* DATA RECORDS:

=====

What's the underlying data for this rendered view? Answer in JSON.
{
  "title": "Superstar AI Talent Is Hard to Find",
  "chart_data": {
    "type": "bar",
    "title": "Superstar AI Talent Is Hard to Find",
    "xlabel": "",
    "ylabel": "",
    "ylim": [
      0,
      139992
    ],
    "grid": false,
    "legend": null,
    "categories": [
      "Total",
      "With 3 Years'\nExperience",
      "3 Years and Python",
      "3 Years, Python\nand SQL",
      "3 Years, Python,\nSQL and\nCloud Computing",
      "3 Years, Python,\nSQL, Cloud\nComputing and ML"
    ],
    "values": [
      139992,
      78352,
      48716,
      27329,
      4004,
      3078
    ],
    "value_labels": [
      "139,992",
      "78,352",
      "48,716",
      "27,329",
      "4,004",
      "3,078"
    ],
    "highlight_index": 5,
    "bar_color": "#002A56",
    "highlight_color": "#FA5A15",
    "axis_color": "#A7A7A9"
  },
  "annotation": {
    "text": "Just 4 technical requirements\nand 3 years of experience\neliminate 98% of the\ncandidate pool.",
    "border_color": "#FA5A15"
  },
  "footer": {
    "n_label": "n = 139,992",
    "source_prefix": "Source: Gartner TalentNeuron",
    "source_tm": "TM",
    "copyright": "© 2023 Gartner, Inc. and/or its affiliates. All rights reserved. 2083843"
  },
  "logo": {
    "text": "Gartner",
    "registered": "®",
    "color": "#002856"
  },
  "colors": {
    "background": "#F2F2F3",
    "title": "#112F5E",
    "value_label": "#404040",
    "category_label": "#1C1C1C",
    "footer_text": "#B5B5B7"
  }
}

=====

* WHAT IS NEEDED:
Return all lines containing the word "Hard".

* ANSWER TO THE EXERCISE:
  "title": "Superstar AI Talent Is Hard to Find",
    "title": "Superstar AI Talent Is Hard to Find",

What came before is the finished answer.